-- What you will do --
For the material that follows, list every line containing the word "ammonium".

[Recorded data]
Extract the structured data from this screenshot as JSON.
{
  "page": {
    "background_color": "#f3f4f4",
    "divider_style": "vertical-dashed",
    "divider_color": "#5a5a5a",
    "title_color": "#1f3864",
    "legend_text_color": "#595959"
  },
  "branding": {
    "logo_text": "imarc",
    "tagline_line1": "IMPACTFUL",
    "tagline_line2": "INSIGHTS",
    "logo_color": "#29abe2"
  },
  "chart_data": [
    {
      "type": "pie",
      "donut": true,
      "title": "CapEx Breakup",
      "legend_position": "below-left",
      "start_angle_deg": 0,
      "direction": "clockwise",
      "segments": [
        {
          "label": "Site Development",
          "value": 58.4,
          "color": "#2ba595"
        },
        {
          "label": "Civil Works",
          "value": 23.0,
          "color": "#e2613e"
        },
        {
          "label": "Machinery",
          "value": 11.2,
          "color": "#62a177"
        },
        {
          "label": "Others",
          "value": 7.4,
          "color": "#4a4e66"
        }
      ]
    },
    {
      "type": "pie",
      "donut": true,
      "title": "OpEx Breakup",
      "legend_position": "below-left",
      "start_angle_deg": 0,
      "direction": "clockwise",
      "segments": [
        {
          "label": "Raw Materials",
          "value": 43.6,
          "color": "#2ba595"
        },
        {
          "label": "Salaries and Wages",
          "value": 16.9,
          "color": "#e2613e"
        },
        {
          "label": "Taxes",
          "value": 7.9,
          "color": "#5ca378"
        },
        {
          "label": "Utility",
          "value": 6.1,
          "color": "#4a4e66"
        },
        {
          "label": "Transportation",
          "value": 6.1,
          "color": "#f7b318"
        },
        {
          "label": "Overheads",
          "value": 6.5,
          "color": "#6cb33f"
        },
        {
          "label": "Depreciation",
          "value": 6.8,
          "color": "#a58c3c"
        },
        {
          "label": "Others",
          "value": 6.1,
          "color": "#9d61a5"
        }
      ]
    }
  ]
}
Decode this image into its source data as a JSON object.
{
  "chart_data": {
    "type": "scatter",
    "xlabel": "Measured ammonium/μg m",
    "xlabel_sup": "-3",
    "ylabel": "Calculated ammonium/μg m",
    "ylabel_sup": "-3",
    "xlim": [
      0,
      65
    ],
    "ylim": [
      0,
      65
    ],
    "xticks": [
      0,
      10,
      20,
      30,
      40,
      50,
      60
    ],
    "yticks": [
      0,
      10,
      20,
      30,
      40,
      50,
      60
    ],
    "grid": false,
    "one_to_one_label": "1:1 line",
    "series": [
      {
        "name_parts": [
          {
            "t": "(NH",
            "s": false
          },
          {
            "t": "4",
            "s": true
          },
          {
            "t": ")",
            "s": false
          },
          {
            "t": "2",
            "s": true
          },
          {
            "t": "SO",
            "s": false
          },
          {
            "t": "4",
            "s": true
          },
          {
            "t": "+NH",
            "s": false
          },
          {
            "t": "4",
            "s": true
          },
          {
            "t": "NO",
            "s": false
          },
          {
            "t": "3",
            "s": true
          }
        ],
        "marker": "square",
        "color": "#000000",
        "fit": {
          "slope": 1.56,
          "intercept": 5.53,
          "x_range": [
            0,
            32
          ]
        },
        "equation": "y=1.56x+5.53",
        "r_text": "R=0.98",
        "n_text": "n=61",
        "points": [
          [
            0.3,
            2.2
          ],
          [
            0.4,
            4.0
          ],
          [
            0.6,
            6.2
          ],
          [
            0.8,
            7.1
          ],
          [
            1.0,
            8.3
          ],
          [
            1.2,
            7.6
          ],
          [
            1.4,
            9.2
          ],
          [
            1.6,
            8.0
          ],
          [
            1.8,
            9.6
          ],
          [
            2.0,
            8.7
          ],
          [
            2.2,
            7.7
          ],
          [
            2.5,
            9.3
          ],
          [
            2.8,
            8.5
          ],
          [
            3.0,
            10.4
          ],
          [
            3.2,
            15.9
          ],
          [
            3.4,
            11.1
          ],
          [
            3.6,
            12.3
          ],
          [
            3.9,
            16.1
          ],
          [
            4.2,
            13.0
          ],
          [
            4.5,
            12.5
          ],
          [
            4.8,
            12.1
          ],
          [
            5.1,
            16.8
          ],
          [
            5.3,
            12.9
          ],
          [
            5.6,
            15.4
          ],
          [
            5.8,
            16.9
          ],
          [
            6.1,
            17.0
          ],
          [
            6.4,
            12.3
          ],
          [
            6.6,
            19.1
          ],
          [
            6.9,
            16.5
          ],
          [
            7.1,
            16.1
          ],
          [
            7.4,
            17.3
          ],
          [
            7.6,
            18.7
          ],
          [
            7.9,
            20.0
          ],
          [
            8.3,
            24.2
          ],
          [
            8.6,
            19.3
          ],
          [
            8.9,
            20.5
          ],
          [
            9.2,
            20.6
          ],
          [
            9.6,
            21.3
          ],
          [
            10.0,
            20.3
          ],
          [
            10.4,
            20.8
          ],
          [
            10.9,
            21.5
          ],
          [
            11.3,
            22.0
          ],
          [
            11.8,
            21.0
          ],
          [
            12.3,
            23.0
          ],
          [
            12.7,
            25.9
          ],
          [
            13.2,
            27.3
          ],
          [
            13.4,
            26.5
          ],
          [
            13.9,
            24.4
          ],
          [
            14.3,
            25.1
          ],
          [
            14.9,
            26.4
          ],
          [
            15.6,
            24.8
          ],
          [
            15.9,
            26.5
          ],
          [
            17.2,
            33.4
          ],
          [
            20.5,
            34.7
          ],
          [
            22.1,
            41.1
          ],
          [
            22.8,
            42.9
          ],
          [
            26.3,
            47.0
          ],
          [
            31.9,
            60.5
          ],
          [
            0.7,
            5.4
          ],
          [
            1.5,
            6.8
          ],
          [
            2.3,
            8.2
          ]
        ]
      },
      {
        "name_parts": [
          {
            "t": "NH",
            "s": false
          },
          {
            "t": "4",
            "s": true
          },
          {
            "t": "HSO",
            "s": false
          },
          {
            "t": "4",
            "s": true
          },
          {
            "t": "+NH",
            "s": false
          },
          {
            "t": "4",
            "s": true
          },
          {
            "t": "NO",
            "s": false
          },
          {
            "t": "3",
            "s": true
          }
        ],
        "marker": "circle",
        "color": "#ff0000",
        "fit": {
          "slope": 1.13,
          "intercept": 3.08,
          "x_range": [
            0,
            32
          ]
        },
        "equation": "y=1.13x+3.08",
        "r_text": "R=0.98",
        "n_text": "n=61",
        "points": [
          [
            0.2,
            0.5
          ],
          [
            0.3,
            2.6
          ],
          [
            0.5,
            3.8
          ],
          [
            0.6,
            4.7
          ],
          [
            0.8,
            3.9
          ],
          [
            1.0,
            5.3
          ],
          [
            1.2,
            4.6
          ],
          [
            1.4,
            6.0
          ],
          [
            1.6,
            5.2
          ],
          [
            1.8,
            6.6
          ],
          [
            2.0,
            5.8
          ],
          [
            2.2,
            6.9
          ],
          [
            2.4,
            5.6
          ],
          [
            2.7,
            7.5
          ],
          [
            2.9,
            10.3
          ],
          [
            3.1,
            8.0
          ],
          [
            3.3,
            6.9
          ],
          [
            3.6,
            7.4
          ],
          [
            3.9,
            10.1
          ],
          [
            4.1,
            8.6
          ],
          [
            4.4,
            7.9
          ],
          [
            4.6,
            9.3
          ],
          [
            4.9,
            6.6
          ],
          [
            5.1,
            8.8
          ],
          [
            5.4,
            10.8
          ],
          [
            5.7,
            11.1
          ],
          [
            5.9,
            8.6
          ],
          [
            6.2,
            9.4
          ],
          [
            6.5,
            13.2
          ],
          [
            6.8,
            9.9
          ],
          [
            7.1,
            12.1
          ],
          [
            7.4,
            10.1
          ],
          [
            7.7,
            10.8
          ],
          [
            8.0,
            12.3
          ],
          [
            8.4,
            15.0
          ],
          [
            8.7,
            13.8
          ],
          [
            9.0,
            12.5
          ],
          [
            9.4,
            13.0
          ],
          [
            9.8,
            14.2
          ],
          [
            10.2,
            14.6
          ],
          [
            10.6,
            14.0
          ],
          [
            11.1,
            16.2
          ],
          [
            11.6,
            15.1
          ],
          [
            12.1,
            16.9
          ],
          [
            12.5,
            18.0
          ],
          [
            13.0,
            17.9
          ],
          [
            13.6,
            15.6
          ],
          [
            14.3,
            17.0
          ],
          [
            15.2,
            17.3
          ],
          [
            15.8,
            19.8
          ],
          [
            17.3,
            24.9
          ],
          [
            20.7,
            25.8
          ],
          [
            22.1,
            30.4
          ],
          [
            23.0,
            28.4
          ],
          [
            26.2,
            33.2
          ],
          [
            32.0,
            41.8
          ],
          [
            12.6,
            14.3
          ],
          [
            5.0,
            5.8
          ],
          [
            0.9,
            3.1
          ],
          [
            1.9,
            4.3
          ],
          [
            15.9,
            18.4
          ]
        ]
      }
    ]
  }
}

-- Response for this exercise --
    "xlabel": "Measured ammonium/μg m",
    "ylabel": "Calculated ammonium/μg m",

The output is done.